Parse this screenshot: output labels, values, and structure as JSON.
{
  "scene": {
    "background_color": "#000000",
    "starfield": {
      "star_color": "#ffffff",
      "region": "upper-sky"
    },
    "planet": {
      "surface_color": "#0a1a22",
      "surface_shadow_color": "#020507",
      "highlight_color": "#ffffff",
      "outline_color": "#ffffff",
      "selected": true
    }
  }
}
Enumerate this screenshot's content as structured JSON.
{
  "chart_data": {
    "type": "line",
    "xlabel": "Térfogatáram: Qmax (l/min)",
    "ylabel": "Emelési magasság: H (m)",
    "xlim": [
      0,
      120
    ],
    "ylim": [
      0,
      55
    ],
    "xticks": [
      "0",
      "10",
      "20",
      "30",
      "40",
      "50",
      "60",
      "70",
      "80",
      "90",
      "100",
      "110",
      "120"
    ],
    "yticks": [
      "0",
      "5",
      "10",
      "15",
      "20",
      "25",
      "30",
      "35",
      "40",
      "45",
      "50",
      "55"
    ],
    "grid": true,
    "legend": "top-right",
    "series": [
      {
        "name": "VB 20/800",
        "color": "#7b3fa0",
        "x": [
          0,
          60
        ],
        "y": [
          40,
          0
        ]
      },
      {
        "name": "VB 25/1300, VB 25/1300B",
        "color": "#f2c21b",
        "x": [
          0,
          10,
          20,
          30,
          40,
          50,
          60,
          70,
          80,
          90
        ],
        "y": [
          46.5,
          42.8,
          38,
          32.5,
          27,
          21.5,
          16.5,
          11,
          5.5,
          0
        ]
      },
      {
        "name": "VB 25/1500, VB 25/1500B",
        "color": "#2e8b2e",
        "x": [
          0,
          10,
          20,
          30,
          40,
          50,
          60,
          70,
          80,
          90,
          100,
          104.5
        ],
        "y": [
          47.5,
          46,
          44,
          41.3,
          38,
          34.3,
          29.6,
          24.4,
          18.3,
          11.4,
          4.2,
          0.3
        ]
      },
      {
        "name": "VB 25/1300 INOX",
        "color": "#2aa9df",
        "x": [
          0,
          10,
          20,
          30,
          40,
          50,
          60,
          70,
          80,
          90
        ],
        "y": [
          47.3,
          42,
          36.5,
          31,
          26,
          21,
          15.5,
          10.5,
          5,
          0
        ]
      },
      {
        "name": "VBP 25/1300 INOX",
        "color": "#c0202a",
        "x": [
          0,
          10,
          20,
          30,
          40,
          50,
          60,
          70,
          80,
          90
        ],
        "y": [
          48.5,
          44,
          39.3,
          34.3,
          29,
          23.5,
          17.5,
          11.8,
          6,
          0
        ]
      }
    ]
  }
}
================
What you will do
Display every line of the listing that contains the string "name".

The response
        "name": "VB 20/800",
        "name": "VB 25/1300, VB 25/1300B",
        "name": "VB 25/1500, VB 25/1500B",
        "name": "VB 25/1300 INOX",
        "name": "VBP 25/1300 INOX",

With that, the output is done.